** START Record set **

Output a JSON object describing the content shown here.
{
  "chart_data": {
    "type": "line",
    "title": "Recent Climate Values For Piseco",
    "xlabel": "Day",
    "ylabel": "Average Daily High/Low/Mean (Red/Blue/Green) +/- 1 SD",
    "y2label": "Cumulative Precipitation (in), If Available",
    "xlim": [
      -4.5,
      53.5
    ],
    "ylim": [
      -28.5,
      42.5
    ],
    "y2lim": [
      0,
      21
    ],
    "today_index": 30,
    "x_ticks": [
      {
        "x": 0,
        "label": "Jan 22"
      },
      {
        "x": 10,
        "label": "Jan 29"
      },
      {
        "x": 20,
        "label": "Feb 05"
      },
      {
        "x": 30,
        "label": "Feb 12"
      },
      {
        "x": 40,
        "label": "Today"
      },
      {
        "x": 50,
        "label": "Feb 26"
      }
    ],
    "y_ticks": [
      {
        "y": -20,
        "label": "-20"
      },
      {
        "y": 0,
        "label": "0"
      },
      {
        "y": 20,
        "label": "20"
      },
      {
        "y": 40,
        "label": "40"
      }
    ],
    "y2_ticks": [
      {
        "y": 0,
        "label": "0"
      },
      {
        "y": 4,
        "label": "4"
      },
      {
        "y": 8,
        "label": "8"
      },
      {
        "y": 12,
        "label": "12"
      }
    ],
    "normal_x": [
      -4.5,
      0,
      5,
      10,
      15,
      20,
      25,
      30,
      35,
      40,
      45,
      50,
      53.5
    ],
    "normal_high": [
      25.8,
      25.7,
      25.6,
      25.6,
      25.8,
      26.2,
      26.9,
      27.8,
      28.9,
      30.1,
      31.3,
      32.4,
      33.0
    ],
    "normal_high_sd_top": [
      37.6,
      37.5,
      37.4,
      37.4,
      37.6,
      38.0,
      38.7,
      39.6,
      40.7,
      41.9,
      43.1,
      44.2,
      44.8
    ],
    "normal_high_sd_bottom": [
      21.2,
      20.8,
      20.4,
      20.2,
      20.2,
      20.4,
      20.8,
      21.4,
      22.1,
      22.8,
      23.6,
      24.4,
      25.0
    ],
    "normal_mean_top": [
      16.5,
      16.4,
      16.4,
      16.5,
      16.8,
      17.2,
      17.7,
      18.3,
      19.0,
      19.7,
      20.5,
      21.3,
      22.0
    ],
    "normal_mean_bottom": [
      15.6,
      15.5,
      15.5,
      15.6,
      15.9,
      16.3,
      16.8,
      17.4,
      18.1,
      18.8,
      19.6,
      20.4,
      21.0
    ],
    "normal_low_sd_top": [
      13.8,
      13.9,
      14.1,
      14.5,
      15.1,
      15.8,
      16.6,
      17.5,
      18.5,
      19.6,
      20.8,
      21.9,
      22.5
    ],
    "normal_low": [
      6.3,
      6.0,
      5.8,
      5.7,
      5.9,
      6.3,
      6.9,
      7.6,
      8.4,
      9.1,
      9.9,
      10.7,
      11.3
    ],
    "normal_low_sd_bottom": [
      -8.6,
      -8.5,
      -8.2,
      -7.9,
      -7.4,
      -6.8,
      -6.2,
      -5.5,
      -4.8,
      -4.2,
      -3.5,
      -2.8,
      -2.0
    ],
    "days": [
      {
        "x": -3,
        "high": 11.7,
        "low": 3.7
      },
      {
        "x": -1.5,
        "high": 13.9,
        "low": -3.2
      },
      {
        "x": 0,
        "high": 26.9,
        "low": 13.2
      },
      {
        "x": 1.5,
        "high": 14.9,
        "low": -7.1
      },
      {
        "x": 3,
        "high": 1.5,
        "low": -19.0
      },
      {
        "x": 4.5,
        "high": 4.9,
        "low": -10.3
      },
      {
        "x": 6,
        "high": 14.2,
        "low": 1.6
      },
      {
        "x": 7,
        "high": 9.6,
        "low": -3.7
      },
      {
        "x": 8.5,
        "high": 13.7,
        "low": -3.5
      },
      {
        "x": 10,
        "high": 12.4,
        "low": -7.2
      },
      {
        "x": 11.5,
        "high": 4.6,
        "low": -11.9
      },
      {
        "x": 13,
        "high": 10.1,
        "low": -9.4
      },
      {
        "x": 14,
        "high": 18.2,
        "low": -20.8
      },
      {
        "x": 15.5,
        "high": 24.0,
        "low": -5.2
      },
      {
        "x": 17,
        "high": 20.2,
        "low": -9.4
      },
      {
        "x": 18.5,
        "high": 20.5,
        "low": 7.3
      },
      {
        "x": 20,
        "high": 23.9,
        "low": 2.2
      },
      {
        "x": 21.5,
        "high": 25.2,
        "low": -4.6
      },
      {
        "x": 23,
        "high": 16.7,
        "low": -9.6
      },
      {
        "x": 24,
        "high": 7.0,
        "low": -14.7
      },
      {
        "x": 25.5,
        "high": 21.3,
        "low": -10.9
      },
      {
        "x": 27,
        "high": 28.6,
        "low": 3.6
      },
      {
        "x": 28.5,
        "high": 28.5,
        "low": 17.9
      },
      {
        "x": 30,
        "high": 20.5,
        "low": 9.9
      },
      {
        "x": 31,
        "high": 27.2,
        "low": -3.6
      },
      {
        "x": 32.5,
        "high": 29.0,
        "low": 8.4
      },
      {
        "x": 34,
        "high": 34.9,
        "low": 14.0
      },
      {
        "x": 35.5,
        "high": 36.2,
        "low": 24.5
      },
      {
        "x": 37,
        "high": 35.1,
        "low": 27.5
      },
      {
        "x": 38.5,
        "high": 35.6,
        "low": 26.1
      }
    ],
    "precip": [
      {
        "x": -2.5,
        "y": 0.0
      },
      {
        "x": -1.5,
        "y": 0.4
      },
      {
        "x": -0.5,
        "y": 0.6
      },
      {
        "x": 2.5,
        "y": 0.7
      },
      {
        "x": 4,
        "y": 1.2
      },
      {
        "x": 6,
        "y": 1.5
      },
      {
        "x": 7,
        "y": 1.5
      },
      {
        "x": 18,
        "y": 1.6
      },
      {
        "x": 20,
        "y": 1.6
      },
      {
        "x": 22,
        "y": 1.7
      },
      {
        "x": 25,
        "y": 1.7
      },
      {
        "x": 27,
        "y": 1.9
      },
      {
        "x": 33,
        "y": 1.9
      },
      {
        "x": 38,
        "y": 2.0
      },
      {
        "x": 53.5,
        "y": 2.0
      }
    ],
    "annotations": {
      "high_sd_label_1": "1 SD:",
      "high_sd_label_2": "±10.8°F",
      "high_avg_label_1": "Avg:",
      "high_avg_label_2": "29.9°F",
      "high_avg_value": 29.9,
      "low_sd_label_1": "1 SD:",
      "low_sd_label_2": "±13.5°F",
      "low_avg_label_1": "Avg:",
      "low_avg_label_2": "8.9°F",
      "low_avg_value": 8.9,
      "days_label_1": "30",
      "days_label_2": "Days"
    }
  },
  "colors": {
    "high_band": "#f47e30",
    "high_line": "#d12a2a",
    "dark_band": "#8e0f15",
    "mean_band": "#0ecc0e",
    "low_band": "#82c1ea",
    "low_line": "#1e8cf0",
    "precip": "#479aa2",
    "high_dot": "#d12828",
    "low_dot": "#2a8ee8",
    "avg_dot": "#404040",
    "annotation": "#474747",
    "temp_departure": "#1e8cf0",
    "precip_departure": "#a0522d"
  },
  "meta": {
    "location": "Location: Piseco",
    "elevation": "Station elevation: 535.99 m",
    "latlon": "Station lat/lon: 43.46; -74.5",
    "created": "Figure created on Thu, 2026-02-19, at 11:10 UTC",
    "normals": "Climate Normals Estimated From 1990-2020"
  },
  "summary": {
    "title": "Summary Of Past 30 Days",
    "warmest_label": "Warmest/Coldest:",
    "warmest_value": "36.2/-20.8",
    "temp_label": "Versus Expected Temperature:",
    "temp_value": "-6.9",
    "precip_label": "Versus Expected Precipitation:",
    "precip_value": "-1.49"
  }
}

** END Record set **

### Task details
Copy each line above that contains the word "Versus".

### Expected answer
    "temp_label": "Versus Expected Temperature:",
    "precip_label": "Versus Expected Precipitation:",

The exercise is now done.